## SUPPLIED TEXT
Tuesday, 5 June 2001

 


Dear Brothers in the Episcopate,

1. I am glad to greet you during your ad limina visit, Bishops of the Catholic Church in Gabon. On the day after the celebration of the feast of Pentecost, I hope that the Holy Spirit will lavish his gifts upon you so that you may be more and more faithful in exercising the ministry you have received from the Lord. May your meetings with the Successor of Peter and the dicasteries of the Roman Curia be intense moments of ecclesial communion and apostolic comfort for you!

I extend my cordial thanks to Archbishop Basile Mvé Engone of Libreville, President of your Bishops' Conference, for his kind words on your behalf. Since the last ad limina visit of the Gabonese Bishops, the Episcopate has had a considerable number of new members. I warmly encourage you to continue to strengthen the bonds of communion that unite you, so as to carry out your duty fruitfully and to develop true pastoral harmony among your Dioceses. Pass on to your priests, religious, catechists and all the faithful of your Diocese, my affectionate greetings and the assurance of my spiritual closeness.


Through you, I greet all the people of Gabon, asking God to grant them to live in peace and to help them in their efforts to build a supportive society where each one may be completely fulfilled.

2. The Jubilee Year which has just ended has given the whole Church an opportunity for spiritual and missionary renewal. Thus it is now necessary to give a new impetus to evangelization. To do this, as I was able to write in my Apostolic Letter Novo Millennio ineunte, "all pastoral initiatives must be set in relation to holiness" (n. 30), for if our Baptism is our true entry into the holiness of God, "it would be a contradiction to settle for a life of mediocrity, marked by a minimalist ethic and a shallow religiosity". To be credible witnesses of the Gospel they proclaim to their brethren, Christians must firmly lift their gaze to Christ the Lord, the Saviour of all humanity.

I therefore ask you to advance enthusiastically on the rough paths of the mission. Of course, I know the limits of your human and material means. But the Lord has assured us of his presence in our midst. Do not be afraid to let yourselves be imbued by the missionary enthusiasm that enlivened the Apostle Paul, reaching out to men and women who have not received the Good News. Indeed, everyone is entitled to know the riches of Christ's mystery.

For some years now, the Church's activity in your country, which we desire to be at the service of all the Gabonese without distinction, can develop within a new juridical framework. I am delighted with the agreement between the Holy See and the Republic of Gabon to work to promote the common good, the guarantee of people's spiritual and material well-being. It is to be hoped that, with respect for the independence and autonomy of the two parties, this spirit of collaboration will develop more widely, especially in order to allow Catholic schools to contribute more and more effectively to the human and spiritual education of youth in your country.

3. The formation of evangelizers is of great importance in assuring the Church's future on the African continent. The Special Assembly for Africa of the Synod of Bishops has emphasized the need to train lay people so that they can play their irreplaceable part in the Church and in society. I would therefore like to extend a special greeting to the catechists of your Dioceses, whose place in the development of Christian communities continues to be crucial. I strongly encourage you to give these precious collaborators of the mission attentive material, moral and spiritual support, and to enable them to benefit from a solid initial and ongoing doctrinal formation.

Your country's faithful must also be able to assume their civic responsibilities and "bring to bear upon the social fabric an influence aimed at changing not only ways of thinking but also the very structures of society, so that they will better reflect God's plan for the human family" (Apostolic Exhortation Ecclesia in Africa, n. 54). It is therefore right to help lay people lead a life in harmony with their faith so that their activities and responsibilities may be an ever more genuine witness to the Gospel in all social classes.

Dataset excerpt:
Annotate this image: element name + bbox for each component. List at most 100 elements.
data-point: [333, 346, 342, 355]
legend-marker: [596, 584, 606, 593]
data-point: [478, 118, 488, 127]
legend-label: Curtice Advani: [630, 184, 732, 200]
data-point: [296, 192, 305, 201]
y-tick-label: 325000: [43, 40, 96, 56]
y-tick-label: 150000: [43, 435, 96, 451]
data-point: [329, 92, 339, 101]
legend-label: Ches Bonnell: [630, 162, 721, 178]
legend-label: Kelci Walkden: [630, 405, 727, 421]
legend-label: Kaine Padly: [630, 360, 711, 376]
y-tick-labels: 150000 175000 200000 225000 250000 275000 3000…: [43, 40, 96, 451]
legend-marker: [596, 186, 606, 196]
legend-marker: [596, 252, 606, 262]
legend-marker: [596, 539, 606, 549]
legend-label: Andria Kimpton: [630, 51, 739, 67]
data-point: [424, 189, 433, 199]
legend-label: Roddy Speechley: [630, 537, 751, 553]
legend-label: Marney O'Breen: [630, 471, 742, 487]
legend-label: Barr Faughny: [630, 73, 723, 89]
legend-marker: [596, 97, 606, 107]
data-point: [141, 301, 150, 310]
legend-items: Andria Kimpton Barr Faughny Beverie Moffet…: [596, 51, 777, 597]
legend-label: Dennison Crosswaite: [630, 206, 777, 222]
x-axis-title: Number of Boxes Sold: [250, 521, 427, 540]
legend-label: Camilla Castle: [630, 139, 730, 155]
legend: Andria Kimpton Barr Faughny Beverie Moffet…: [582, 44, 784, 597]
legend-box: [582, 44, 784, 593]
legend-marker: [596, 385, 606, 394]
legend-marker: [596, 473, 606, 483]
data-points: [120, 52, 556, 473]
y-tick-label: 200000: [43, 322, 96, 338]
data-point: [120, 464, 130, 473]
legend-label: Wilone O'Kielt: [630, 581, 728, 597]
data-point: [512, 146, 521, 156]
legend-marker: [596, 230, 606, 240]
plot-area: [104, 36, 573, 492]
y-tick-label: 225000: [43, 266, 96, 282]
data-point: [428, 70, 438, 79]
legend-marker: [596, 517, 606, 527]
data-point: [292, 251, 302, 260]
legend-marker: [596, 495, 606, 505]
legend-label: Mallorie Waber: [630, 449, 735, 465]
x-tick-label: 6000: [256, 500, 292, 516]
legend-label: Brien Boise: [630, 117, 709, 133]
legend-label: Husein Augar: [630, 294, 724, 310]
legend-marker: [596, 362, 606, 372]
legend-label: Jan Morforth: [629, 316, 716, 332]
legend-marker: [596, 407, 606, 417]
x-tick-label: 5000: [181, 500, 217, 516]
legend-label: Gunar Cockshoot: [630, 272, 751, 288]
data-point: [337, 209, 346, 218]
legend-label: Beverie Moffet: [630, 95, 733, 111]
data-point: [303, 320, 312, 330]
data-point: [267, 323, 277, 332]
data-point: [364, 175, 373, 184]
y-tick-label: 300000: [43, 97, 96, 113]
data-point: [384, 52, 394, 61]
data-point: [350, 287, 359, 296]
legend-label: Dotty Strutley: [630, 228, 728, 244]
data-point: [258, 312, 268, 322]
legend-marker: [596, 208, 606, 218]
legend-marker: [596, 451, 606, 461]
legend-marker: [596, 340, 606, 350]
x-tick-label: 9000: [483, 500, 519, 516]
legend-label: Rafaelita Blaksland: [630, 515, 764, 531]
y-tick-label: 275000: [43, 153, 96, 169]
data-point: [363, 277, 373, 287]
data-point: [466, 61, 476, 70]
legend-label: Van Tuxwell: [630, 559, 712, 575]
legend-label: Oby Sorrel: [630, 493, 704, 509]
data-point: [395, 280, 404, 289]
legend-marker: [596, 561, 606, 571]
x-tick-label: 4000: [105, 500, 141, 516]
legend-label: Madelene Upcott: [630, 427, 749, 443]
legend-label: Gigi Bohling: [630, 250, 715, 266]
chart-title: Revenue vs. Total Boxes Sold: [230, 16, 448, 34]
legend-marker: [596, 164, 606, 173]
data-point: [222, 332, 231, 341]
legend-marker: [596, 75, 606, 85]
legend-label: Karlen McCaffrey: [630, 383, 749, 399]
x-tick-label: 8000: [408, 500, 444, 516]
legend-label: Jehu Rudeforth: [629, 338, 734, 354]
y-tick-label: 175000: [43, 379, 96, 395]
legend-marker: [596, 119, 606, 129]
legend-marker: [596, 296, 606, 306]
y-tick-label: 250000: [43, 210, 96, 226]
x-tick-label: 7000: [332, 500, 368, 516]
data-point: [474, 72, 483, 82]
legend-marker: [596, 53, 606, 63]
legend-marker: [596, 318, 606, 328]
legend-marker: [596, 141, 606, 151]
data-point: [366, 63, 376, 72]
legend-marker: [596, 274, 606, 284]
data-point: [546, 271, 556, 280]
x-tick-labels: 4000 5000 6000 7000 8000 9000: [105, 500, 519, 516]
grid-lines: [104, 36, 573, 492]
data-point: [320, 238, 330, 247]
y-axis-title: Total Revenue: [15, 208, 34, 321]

## AIM OF THE TASK
Can you output, word for word, the passage of the address to the bishops of Gabon starting at "3. The formation" and ending at "ongoing doctrinal formation."?

## ANSWER TO THIS TASK
3. The formation of evangelizers is of great importance in assuring the Church's future on the African continent. The Special Assembly for Africa of the Synod of Bishops has emphasized the need to train lay people so that they can play their irreplaceable part in the Church and in society. I would therefore like to extend a special greeting to the catechists of your Dioceses, whose place in the development of Christian communities continues to be crucial. I strongly encourage you to give these precious collaborators of the mission attentive material, moral and spiritual support, and to enable them to benefit from a solid initial and ongoing doctrinal formation.